▶ Objective
Pick out every line with the word "price" and copy it.

▶ Records to process

......

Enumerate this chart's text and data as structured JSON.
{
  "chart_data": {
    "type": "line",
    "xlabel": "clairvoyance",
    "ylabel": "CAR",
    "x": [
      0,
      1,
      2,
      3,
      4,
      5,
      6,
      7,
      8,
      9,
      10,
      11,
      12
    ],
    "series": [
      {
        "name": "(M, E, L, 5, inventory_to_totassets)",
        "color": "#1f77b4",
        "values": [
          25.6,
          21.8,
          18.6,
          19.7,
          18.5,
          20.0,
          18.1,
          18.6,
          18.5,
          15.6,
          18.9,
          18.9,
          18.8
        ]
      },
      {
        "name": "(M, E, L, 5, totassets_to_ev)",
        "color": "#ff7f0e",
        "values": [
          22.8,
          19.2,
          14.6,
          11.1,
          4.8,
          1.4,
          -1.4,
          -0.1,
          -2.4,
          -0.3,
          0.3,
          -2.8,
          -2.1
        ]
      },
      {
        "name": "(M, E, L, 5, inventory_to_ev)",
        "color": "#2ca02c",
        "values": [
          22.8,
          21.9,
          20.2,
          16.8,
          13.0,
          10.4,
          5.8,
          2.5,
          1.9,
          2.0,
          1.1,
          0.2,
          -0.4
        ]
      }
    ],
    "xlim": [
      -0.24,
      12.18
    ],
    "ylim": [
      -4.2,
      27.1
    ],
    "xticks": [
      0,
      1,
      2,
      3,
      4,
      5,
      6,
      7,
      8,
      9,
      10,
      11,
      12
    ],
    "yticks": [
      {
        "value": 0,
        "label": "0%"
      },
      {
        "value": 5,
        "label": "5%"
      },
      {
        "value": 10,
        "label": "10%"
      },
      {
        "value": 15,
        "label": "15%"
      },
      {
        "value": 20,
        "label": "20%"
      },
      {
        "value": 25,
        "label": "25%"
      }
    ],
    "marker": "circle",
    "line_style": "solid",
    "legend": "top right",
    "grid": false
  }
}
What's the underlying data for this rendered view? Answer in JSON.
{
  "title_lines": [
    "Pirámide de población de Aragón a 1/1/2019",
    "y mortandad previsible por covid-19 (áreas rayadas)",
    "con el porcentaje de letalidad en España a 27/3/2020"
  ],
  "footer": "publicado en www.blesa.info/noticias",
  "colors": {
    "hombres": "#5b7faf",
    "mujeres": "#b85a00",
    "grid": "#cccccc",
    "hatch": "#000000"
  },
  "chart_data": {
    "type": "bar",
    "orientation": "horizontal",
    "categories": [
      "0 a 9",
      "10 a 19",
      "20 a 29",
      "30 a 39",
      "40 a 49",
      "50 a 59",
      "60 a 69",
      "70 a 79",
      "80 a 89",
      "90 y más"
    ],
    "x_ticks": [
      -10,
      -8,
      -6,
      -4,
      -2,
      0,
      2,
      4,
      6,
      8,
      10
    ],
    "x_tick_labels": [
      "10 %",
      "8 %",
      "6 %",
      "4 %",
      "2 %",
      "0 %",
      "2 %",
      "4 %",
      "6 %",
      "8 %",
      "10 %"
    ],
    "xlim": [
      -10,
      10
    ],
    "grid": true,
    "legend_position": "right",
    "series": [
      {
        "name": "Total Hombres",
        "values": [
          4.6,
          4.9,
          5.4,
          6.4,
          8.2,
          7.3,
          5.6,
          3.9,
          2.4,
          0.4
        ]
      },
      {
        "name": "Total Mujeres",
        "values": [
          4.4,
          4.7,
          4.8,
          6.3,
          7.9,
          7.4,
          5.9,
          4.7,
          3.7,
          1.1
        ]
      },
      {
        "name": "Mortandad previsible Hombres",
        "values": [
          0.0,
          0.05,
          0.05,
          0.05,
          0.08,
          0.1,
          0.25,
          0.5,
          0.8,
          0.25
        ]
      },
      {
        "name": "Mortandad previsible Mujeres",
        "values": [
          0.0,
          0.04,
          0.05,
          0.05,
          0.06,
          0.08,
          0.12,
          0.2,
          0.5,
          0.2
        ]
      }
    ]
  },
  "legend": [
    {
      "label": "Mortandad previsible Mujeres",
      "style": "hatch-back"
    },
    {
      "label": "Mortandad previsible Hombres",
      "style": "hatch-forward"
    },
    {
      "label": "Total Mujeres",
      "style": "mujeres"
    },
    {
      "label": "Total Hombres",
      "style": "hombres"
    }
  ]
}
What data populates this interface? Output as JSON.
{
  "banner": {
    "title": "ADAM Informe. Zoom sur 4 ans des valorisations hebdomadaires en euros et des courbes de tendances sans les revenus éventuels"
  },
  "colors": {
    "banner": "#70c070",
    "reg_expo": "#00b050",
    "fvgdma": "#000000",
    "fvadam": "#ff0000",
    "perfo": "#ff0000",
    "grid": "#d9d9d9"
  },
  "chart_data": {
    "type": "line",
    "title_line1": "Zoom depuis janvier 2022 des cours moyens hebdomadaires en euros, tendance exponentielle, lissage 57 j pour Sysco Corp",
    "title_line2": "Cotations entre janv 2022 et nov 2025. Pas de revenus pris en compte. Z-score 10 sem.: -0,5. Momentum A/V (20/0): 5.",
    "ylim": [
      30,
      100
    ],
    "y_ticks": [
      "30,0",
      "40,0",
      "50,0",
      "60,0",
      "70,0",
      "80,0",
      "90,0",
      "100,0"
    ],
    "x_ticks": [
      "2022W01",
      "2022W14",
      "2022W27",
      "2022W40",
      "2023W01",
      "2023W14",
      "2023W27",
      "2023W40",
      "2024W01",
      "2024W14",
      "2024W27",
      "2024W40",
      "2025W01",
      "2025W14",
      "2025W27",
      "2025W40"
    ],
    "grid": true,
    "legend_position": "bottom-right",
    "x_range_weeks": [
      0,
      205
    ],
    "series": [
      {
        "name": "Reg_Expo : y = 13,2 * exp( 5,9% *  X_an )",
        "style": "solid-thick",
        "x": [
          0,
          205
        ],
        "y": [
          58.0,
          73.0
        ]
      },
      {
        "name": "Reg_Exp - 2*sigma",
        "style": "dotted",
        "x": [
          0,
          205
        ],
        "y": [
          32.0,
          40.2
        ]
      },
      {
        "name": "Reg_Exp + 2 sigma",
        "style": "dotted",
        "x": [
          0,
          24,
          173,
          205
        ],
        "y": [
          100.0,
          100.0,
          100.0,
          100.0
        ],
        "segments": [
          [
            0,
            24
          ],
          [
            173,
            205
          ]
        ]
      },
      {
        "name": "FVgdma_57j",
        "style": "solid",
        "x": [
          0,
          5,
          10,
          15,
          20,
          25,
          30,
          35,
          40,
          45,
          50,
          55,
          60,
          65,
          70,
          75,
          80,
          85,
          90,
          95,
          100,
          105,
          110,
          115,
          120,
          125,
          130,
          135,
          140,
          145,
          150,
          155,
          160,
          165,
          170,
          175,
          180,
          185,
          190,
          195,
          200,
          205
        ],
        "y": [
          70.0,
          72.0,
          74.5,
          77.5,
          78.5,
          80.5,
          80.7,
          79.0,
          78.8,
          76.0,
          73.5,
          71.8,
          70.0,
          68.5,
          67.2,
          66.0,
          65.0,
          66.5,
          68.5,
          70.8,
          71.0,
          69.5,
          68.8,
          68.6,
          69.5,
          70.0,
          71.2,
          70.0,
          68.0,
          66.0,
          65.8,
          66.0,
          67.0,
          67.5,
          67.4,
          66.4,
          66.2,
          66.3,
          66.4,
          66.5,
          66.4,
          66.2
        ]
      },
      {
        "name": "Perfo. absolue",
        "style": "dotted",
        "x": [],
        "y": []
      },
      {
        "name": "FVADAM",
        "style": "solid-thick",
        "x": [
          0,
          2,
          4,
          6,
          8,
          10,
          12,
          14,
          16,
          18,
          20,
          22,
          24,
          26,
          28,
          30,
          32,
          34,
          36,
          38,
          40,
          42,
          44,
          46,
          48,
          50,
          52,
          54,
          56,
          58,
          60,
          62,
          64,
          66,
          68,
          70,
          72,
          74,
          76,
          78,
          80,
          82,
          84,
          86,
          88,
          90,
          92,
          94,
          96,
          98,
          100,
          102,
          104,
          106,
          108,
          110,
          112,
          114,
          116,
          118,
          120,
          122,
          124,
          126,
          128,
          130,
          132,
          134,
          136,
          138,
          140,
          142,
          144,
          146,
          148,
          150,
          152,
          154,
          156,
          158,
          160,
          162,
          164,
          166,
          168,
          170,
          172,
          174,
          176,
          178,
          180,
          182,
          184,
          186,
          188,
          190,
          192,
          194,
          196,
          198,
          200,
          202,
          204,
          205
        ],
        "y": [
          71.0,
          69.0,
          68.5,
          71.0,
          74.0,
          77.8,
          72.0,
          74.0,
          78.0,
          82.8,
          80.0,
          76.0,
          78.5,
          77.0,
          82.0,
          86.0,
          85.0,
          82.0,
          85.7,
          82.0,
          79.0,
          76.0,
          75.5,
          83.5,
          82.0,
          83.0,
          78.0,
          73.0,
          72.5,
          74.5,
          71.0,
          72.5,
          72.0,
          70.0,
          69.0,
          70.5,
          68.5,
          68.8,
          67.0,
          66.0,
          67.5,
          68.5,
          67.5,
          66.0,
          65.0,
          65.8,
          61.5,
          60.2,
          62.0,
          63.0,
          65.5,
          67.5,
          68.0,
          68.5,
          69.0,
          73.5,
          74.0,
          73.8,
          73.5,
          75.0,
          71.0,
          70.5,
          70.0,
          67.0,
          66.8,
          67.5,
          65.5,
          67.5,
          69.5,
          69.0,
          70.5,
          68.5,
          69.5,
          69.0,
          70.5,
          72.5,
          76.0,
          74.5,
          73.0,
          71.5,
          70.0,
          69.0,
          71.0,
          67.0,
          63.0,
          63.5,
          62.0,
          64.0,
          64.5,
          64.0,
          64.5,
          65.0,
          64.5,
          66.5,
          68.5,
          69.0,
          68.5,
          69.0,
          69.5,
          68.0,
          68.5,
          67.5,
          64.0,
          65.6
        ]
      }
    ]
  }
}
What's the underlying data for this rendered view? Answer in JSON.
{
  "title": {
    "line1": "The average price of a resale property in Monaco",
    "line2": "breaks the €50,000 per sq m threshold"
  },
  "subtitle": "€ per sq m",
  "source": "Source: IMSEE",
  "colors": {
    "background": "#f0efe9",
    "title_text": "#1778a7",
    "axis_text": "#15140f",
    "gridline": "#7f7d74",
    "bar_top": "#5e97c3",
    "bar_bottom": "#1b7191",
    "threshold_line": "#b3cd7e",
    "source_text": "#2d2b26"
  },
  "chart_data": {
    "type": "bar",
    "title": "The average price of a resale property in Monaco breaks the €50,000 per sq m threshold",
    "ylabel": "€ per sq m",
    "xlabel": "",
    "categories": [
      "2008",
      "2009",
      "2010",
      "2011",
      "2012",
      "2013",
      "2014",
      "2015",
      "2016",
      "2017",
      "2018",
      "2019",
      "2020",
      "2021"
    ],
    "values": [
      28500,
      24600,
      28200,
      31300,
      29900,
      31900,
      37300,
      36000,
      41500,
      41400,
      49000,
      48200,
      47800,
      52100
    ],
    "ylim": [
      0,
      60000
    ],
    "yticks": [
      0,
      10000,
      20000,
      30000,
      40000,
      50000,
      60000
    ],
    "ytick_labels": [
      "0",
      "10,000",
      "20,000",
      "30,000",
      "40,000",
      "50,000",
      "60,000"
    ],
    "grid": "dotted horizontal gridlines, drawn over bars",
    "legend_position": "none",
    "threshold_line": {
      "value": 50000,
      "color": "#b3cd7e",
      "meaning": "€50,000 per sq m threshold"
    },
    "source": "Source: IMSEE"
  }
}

......

▶ Task solution
    "line1": "The average price of a resale property in Monaco",
    "title": "The average price of a resale property in Monaco breaks the €50,000 per sq m threshold",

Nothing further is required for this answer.